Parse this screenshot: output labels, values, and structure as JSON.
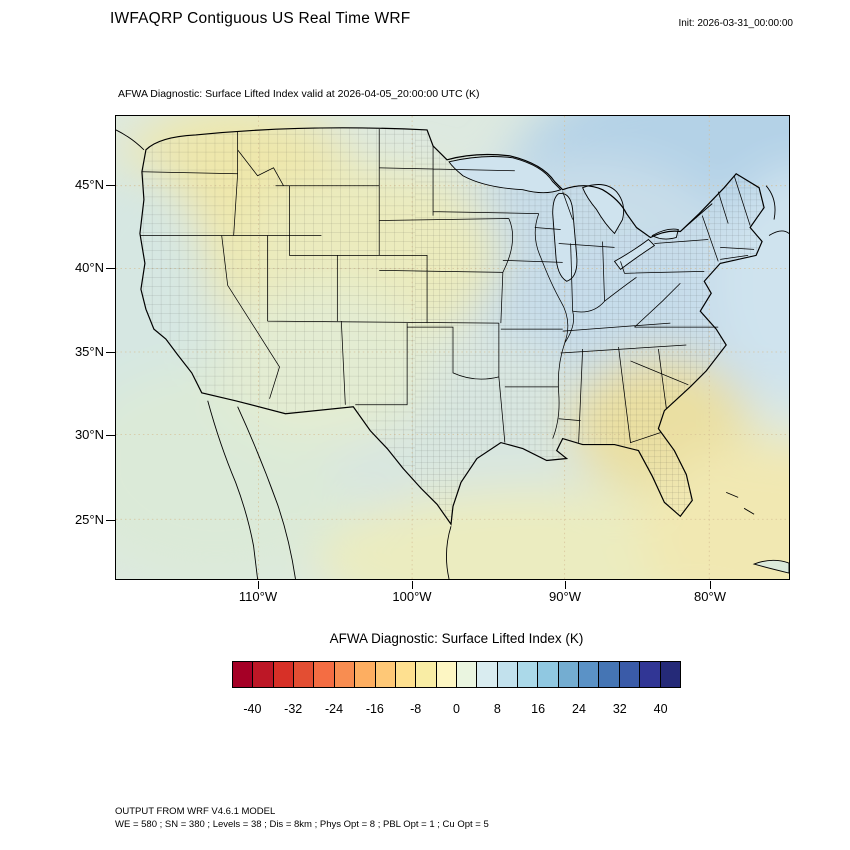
{
  "header": {
    "title": "IWFAQRP Contiguous US Real Time WRF",
    "init_label": "Init: 2026-03-31_00:00:00"
  },
  "map": {
    "subtitle": "AFWA Diagnostic: Surface Lifted Index valid at 2026-04-05_20:00:00 UTC   (K)",
    "y_tick_labels": [
      "45°N",
      "40°N",
      "35°N",
      "30°N",
      "25°N"
    ],
    "x_tick_labels": [
      "110°W",
      "100°W",
      "90°W",
      "80°W"
    ]
  },
  "colorbar": {
    "title": "AFWA Diagnostic: Surface Lifted Index  (K)",
    "tick_labels": [
      "-40",
      "-32",
      "-24",
      "-16",
      "-8",
      "0",
      "8",
      "16",
      "24",
      "32",
      "40"
    ],
    "colors": [
      "#a50026",
      "#bd1726",
      "#d73027",
      "#e34e33",
      "#f46d43",
      "#f88d51",
      "#fdae61",
      "#fec877",
      "#fee090",
      "#f9eda5",
      "#fdf6c3",
      "#eaf5e0",
      "#d9ecf0",
      "#c2e1ed",
      "#abd9e9",
      "#90c8e1",
      "#74add1",
      "#5b92c6",
      "#4575b4",
      "#3a5ba8",
      "#313695",
      "#252a78"
    ]
  },
  "footer": {
    "line1": "OUTPUT FROM WRF V4.6.1 MODEL",
    "line2": "WE = 580 ; SN = 380 ; Levels = 38 ; Dis = 8km ; Phys Opt = 8 ; PBL Opt = 1 ; Cu Opt = 5"
  },
  "chart_data": {
    "type": "heatmap",
    "title": "AFWA Diagnostic: Surface Lifted Index valid at 2026-04-05_20:00:00 UTC (K)",
    "colorbar_title": "AFWA Diagnostic: Surface Lifted Index (K)",
    "units": "K",
    "x_tick_labels": [
      "110°W",
      "100°W",
      "90°W",
      "80°W"
    ],
    "y_tick_labels": [
      "45°N",
      "40°N",
      "35°N",
      "30°N",
      "25°N"
    ],
    "colorbar_ticks": [
      -40,
      -32,
      -24,
      -16,
      -8,
      0,
      8,
      16,
      24,
      32,
      40
    ],
    "value_range": [
      -44,
      44
    ],
    "cell_width_k": 4,
    "legend_position": "bottom",
    "grid": "faint dotted lat/lon graticule",
    "field_summary": [
      {
        "region": "Pacific Northwest / northern Rockies interior",
        "approx_value_k": -2
      },
      {
        "region": "California coast",
        "approx_value_k": 2
      },
      {
        "region": "Central and northern Plains",
        "approx_value_k": 0
      },
      {
        "region": "Upper Midwest / Great Lakes",
        "approx_value_k": 8
      },
      {
        "region": "Ohio Valley / Mid-Atlantic",
        "approx_value_k": 8
      },
      {
        "region": "Northeast / western Atlantic",
        "approx_value_k": 12
      },
      {
        "region": "Texas / western Gulf coast",
        "approx_value_k": 4
      },
      {
        "region": "Southeast (GA / AL / FL)",
        "approx_value_k": -2
      },
      {
        "region": "Gulf of Mexico / far southeast corner",
        "approx_value_k": -4
      }
    ]
  }
}
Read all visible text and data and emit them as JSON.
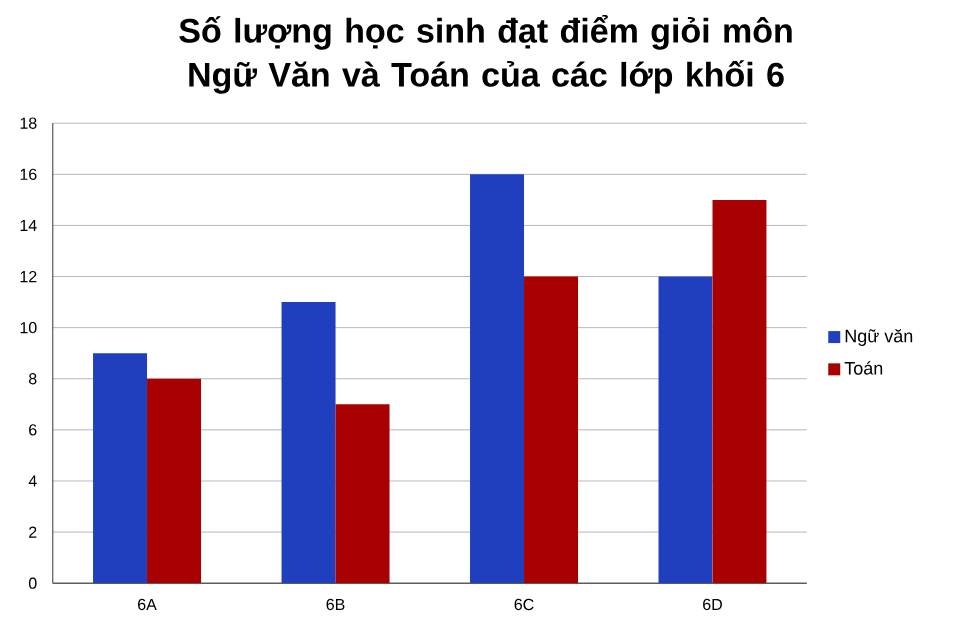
{
  "chart_data": {
    "type": "bar",
    "title": "Số lượng học sinh đạt điểm giỏi môn Ngữ Văn và Toán của các lớp khối 6",
    "categories": [
      "6A",
      "6B",
      "6C",
      "6D"
    ],
    "series": [
      {
        "name": "Ngữ văn",
        "color": "#1f3fbf",
        "values": [
          9,
          11,
          16,
          12
        ]
      },
      {
        "name": "Toán",
        "color": "#a80000",
        "values": [
          8,
          7,
          12,
          15
        ]
      }
    ],
    "ylim": [
      0,
      18
    ],
    "yticks": [
      0,
      2,
      4,
      6,
      8,
      10,
      12,
      14,
      16,
      18
    ],
    "grid": "y",
    "legend": "right"
  }
}
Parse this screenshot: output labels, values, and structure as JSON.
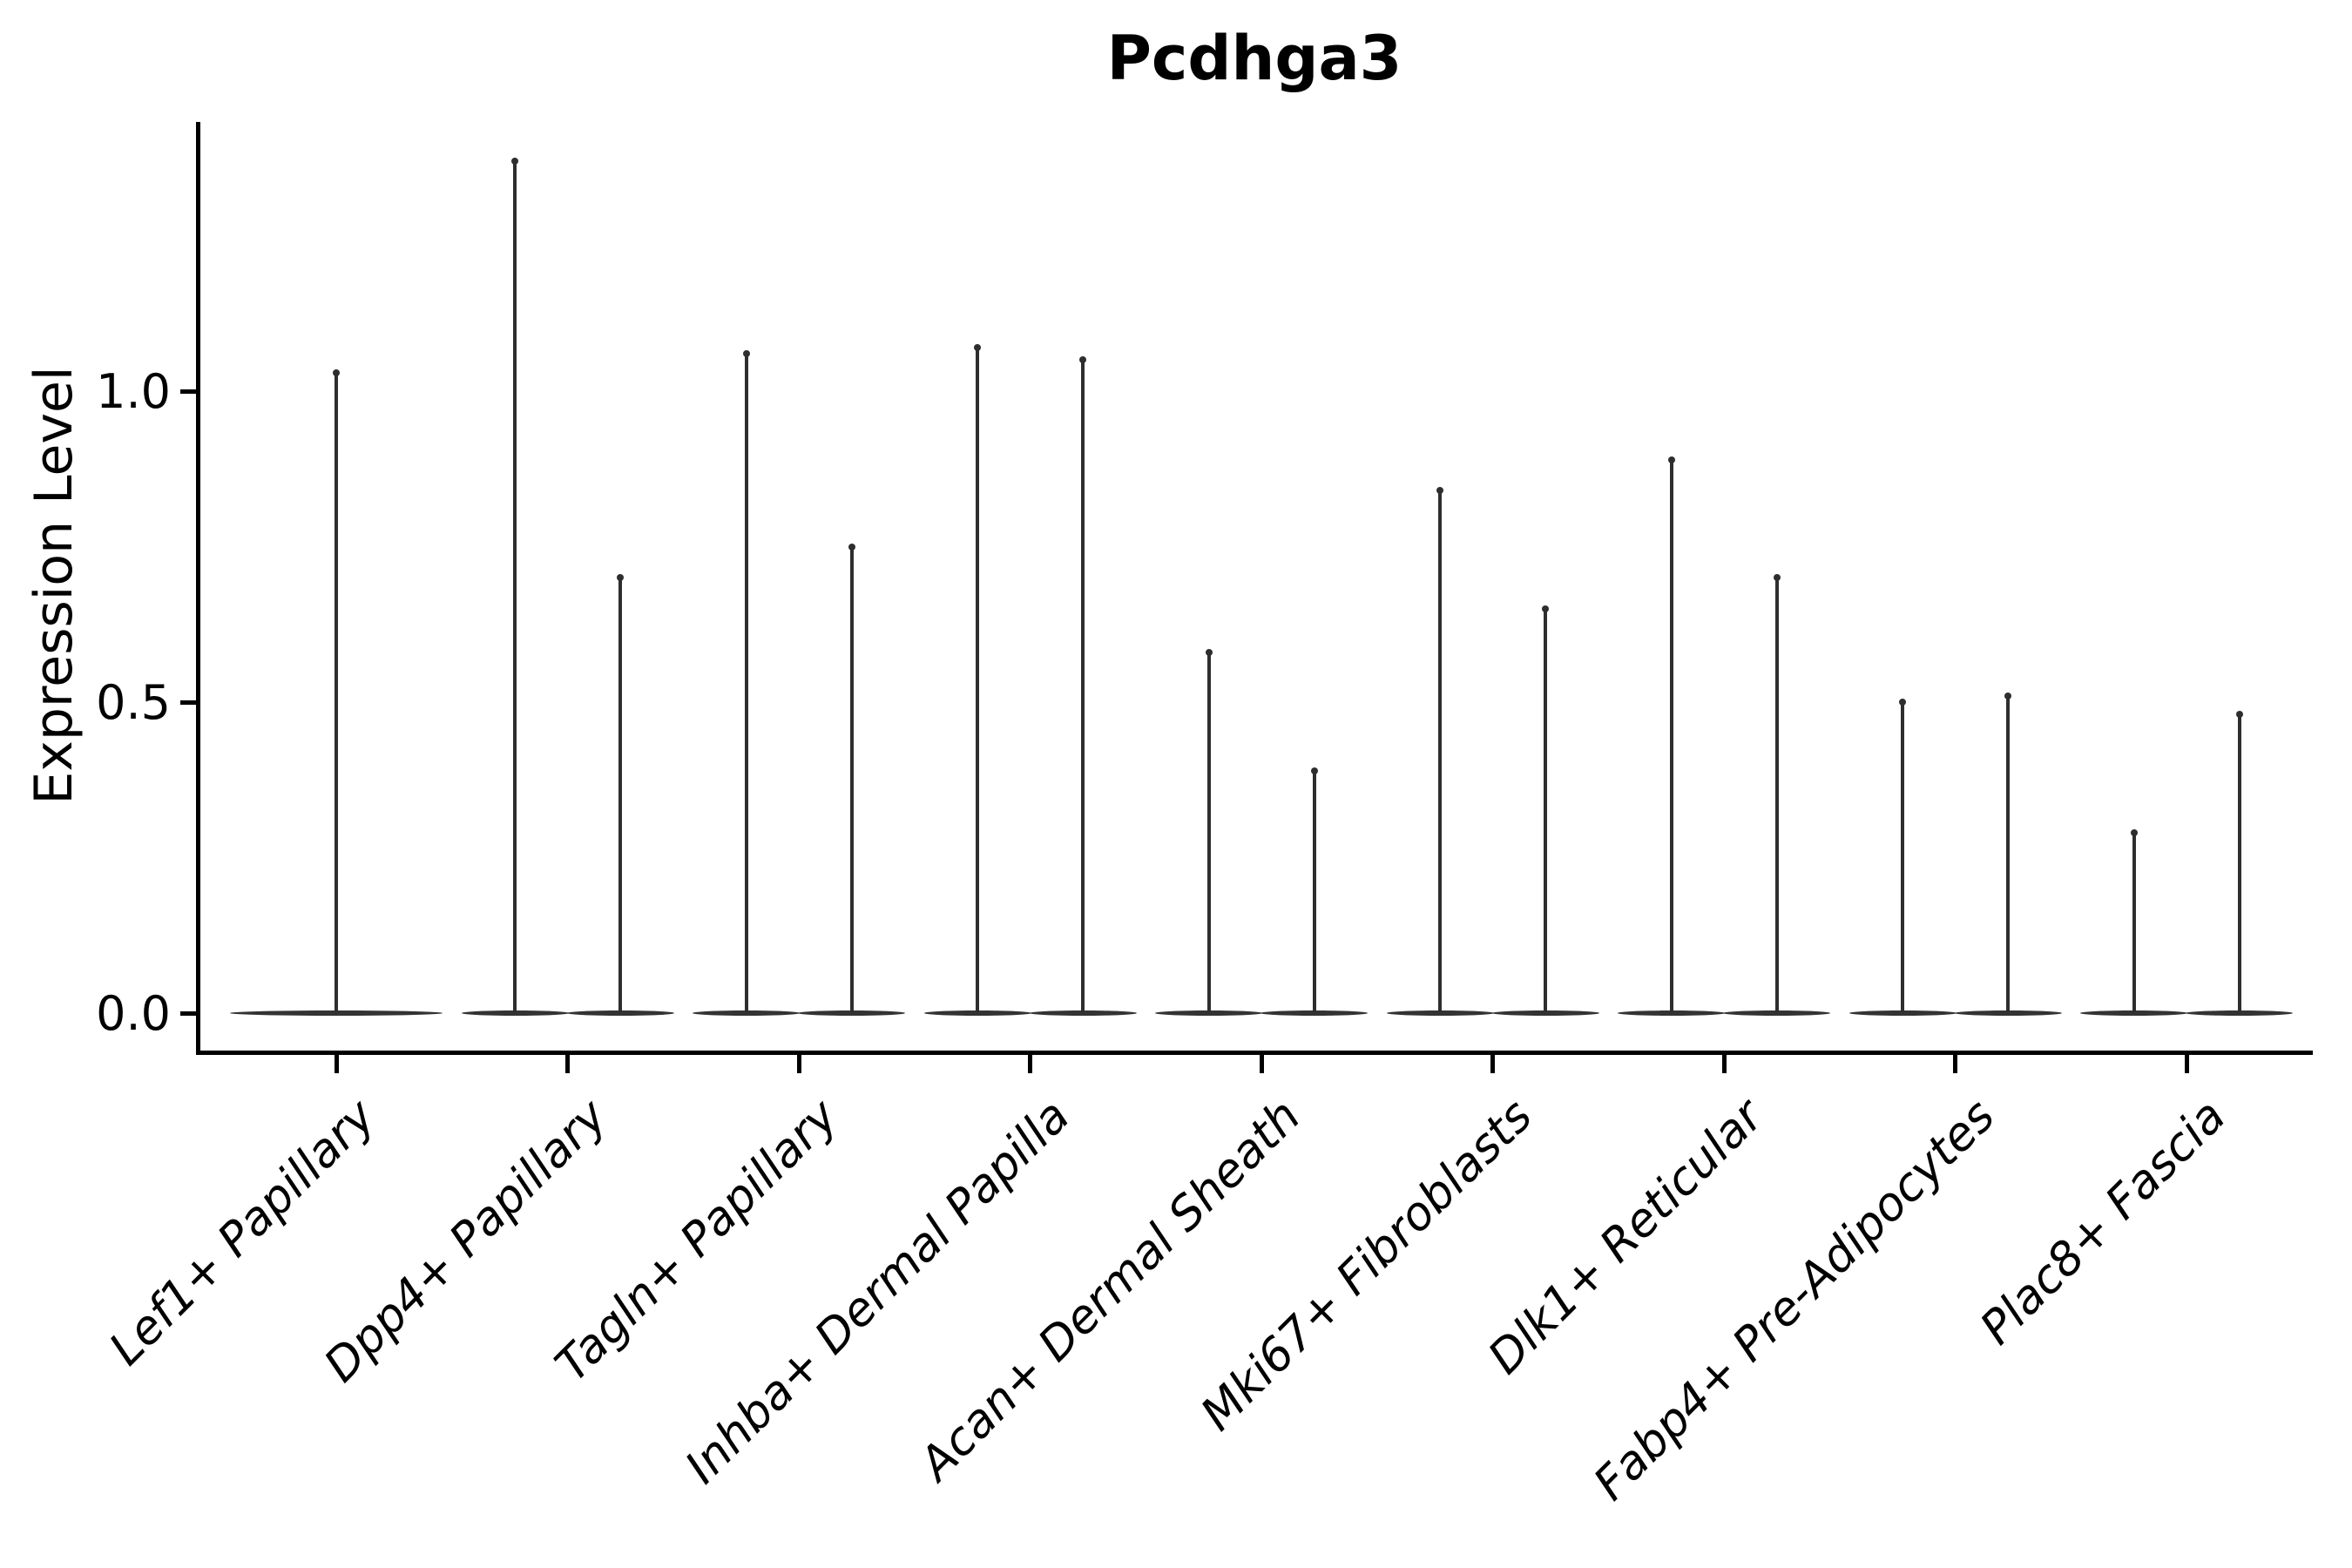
{
  "title": "Pcdhga3",
  "axes": {
    "y_label": "Expression Level",
    "y_ticks": [
      {
        "value": 0.0,
        "label": "0.0"
      },
      {
        "value": 0.5,
        "label": "0.5"
      },
      {
        "value": 1.0,
        "label": "1.0"
      }
    ]
  },
  "chart_data": {
    "type": "violin",
    "title": "Pcdhga3",
    "xlabel": "",
    "ylabel": "Expression Level",
    "ylim": [
      -0.06,
      1.43
    ],
    "grid": false,
    "legend": "none",
    "y_tick_values": [
      0.0,
      0.5,
      1.0
    ],
    "categories": [
      "Lef1+ Papillary",
      "Dpp4+ Papillary",
      "Tagln+ Papillary",
      "Inhba+ Dermal Papilla",
      "Acan+ Dermal Sheath",
      "Mki67+ Fibroblasts",
      "Dlk1+ Reticular",
      "Fabp4+ Pre-Adipocytes",
      "Plac8+ Fascia"
    ],
    "violins": [
      {
        "category": "Lef1+ Papillary",
        "spike_maxima": [
          1.03
        ]
      },
      {
        "category": "Dpp4+ Papillary",
        "spike_maxima": [
          1.37,
          0.7
        ]
      },
      {
        "category": "Tagln+ Papillary",
        "spike_maxima": [
          1.06,
          0.75
        ]
      },
      {
        "category": "Inhba+ Dermal Papilla",
        "spike_maxima": [
          1.07,
          1.05
        ]
      },
      {
        "category": "Acan+ Dermal Sheath",
        "spike_maxima": [
          0.58,
          0.39
        ]
      },
      {
        "category": "Mki67+ Fibroblasts",
        "spike_maxima": [
          0.84,
          0.65
        ]
      },
      {
        "category": "Dlk1+ Reticular",
        "spike_maxima": [
          0.89,
          0.7
        ]
      },
      {
        "category": "Fabp4+ Pre-Adipocytes",
        "spike_maxima": [
          0.5,
          0.51
        ]
      },
      {
        "category": "Plac8+ Fascia",
        "spike_maxima": [
          0.29,
          0.48
        ]
      }
    ],
    "baseline_value": 0.0,
    "colors": {
      "violin": "#2e2e2e",
      "axis": "#000000",
      "text": "#000000",
      "background": "#ffffff"
    }
  }
}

**TASK DETAILS:** Omit every picture while copying the listing above exactly.

**THE SOLUTION:**
Parse this screenshot: output labels, values, and structure as JSON.
{
  "header": {
    "title": "IWFAQRP Contiguous US Real Time WRF",
    "init_label": "Init: 2026-03-31_00:00:00"
  },
  "map": {
    "subtitle": "AFWA Diagnostic: Surface Lifted Index valid at 2026-04-05_20:00:00 UTC   (K)",
    "y_tick_labels": [
      "45°N",
      "40°N",
      "35°N",
      "30°N",
      "25°N"
    ],
    "x_tick_labels": [
      "110°W",
      "100°W",
      "90°W",
      "80°W"
    ]
  },
  "colorbar": {
    "title": "AFWA Diagnostic: Surface Lifted Index  (K)",
    "tick_labels": [
      "-40",
      "-32",
      "-24",
      "-16",
      "-8",
      "0",
      "8",
      "16",
      "24",
      "32",
      "40"
    ],
    "colors": [
      "#a50026",
      "#bd1726",
      "#d73027",
      "#e34e33",
      "#f46d43",
      "#f88d51",
      "#fdae61",
      "#fec877",
      "#fee090",
      "#f9eda5",
      "#fdf6c3",
      "#eaf5e0",
      "#d9ecf0",
      "#c2e1ed",
      "#abd9e9",
      "#90c8e1",
      "#74add1",
      "#5b92c6",
      "#4575b4",
      "#3a5ba8",
      "#313695",
      "#252a78"
    ]
  },
  "footer": {
    "line1": "OUTPUT FROM WRF V4.6.1 MODEL",
    "line2": "WE = 580 ; SN = 380 ; Levels = 38 ; Dis = 8km ; Phys Opt = 8 ; PBL Opt = 1 ; Cu Opt = 5"
  },
  "chart_data": {
    "type": "heatmap",
    "title": "AFWA Diagnostic: Surface Lifted Index valid at 2026-04-05_20:00:00 UTC (K)",
    "colorbar_title": "AFWA Diagnostic: Surface Lifted Index (K)",
    "units": "K",
    "x_tick_labels": [
      "110°W",
      "100°W",
      "90°W",
      "80°W"
    ],
    "y_tick_labels": [
      "45°N",
      "40°N",
      "35°N",
      "30°N",
      "25°N"
    ],
    "colorbar_ticks": [
      -40,
      -32,
      -24,
      -16,
      -8,
      0,
      8,
      16,
      24,
      32,
      40
    ],
    "value_range": [
      -44,
      44
    ],
    "cell_width_k": 4,
    "legend_position": "bottom",
    "grid": "faint dotted lat/lon graticule",
    "field_summary": [
      {
        "region": "Pacific Northwest / northern Rockies interior",
        "approx_value_k": -2
      },
      {
        "region": "California coast",
        "approx_value_k": 2
      },
      {
        "region": "Central and northern Plains",
        "approx_value_k": 0
      },
      {
        "region": "Upper Midwest / Great Lakes",
        "approx_value_k": 8
      },
      {
        "region": "Ohio Valley / Mid-Atlantic",
        "approx_value_k": 8
      },
      {
        "region": "Northeast / western Atlantic",
        "approx_value_k": 12
      },
      {
        "region": "Texas / western Gulf coast",
        "approx_value_k": 4
      },
      {
        "region": "Southeast (GA / AL / FL)",
        "approx_value_k": -2
      },
      {
        "region": "Gulf of Mexico / far southeast corner",
        "approx_value_k": -4
      }
    ]
  }
}
Read all visible text and data and emit them as JSON.
{
  "chart_data": {
    "type": "bar",
    "title": "Số lượng học sinh đạt điểm giỏi môn Ngữ Văn và Toán của các lớp khối 6",
    "categories": [
      "6A",
      "6B",
      "6C",
      "6D"
    ],
    "series": [
      {
        "name": "Ngữ văn",
        "color": "#1f3fbf",
        "values": [
          9,
          11,
          16,
          12
        ]
      },
      {
        "name": "Toán",
        "color": "#a80000",
        "values": [
          8,
          7,
          12,
          15
        ]
      }
    ],
    "ylim": [
      0,
      18
    ],
    "yticks": [
      0,
      2,
      4,
      6,
      8,
      10,
      12,
      14,
      16,
      18
    ],
    "grid": "y",
    "legend": "right"
  }
}
Parse this screenshot: output labels, values, and structure as JSON.
{
  "title": "Pcdhga3",
  "axes": {
    "y_label": "Expression Level",
    "y_ticks": [
      {
        "value": 0.0,
        "label": "0.0"
      },
      {
        "value": 0.5,
        "label": "0.5"
      },
      {
        "value": 1.0,
        "label": "1.0"
      }
    ]
  },
  "chart_data": {
    "type": "violin",
    "title": "Pcdhga3",
    "xlabel": "",
    "ylabel": "Expression Level",
    "ylim": [
      -0.06,
      1.43
    ],
    "grid": false,
    "legend": "none",
    "y_tick_values": [
      0.0,
      0.5,
      1.0
    ],
    "categories": [
      "Lef1+ Papillary",
      "Dpp4+ Papillary",
      "Tagln+ Papillary",
      "Inhba+ Dermal Papilla",
      "Acan+ Dermal Sheath",
      "Mki67+ Fibroblasts",
      "Dlk1+ Reticular",
      "Fabp4+ Pre-Adipocytes",
      "Plac8+ Fascia"
    ],
    "violins": [
      {
        "category": "Lef1+ Papillary",
        "spike_maxima": [
          1.03
        ]
      },
      {
        "category": "Dpp4+ Papillary",
        "spike_maxima": [
          1.37,
          0.7
        ]
      },
      {
        "category": "Tagln+ Papillary",
        "spike_maxima": [
          1.06,
          0.75
        ]
      },
      {
        "category": "Inhba+ Dermal Papilla",
        "spike_maxima": [
          1.07,
          1.05
        ]
      },
      {
        "category": "Acan+ Dermal Sheath",
        "spike_maxima": [
          0.58,
          0.39
        ]
      },
      {
        "category": "Mki67+ Fibroblasts",
        "spike_maxima": [
          0.84,
          0.65
        ]
      },
      {
        "category": "Dlk1+ Reticular",
        "spike_maxima": [
          0.89,
          0.7
        ]
      },
      {
        "category": "Fabp4+ Pre-Adipocytes",
        "spike_maxima": [
          0.5,
          0.51
        ]
      },
      {
        "category": "Plac8+ Fascia",
        "spike_maxima": [
          0.29,
          0.48
        ]
      }
    ],
    "baseline_value": 0.0,
    "colors": {
      "violin": "#2e2e2e",
      "axis": "#000000",
      "text": "#000000",
      "background": "#ffffff"
    }
  }
}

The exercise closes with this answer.